━━━━━ Provided information ━━━━━
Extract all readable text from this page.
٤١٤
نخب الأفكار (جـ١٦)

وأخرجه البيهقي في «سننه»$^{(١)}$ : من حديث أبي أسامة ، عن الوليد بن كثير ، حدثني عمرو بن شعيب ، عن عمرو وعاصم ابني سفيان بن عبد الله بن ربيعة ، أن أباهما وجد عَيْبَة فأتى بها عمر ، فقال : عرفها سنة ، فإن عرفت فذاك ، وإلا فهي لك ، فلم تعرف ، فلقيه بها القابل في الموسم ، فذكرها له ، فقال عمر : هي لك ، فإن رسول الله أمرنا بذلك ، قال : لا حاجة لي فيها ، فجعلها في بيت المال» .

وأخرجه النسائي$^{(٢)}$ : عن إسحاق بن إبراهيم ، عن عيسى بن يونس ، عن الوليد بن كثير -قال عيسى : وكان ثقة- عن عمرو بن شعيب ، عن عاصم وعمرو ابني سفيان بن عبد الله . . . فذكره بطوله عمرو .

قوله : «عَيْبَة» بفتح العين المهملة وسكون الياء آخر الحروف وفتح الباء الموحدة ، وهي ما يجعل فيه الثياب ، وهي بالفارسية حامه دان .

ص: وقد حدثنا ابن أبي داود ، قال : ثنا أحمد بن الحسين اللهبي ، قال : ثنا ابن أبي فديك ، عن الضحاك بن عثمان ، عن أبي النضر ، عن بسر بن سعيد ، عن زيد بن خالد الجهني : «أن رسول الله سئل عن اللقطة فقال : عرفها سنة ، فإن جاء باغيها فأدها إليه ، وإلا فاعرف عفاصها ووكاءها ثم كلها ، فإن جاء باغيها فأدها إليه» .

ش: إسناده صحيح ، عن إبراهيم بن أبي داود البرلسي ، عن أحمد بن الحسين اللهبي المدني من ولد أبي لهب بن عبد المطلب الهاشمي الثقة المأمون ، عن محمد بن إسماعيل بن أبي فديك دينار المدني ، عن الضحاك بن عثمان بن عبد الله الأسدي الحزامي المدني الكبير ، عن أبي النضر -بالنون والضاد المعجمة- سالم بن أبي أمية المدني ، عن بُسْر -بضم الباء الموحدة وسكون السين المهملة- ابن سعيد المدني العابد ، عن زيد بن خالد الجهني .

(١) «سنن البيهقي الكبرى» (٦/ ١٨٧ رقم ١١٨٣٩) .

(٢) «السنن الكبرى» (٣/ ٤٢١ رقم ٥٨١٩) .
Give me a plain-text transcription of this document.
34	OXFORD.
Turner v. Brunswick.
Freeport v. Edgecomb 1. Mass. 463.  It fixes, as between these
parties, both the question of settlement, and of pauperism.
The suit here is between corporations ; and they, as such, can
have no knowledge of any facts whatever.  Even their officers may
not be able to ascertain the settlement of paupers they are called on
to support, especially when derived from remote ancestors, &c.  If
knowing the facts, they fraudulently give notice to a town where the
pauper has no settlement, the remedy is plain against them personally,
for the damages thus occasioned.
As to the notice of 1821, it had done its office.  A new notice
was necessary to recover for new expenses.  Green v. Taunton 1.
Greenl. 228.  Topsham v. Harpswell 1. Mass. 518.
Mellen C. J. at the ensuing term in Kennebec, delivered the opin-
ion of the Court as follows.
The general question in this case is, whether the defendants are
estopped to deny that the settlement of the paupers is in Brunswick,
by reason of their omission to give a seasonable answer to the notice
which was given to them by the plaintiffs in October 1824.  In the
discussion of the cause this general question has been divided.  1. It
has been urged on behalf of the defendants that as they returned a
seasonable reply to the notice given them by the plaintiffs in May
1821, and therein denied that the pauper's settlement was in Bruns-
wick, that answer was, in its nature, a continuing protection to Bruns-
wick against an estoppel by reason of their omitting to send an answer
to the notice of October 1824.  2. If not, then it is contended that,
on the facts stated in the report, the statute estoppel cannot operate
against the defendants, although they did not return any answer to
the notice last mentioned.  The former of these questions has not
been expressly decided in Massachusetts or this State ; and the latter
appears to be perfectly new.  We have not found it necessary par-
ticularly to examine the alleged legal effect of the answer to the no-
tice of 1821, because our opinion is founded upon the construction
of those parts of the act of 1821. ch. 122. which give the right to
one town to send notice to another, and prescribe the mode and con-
━━━━━
Instructions to follow: Count how many lines in the data contain the word "against", giving the number without comment.

Task response: 3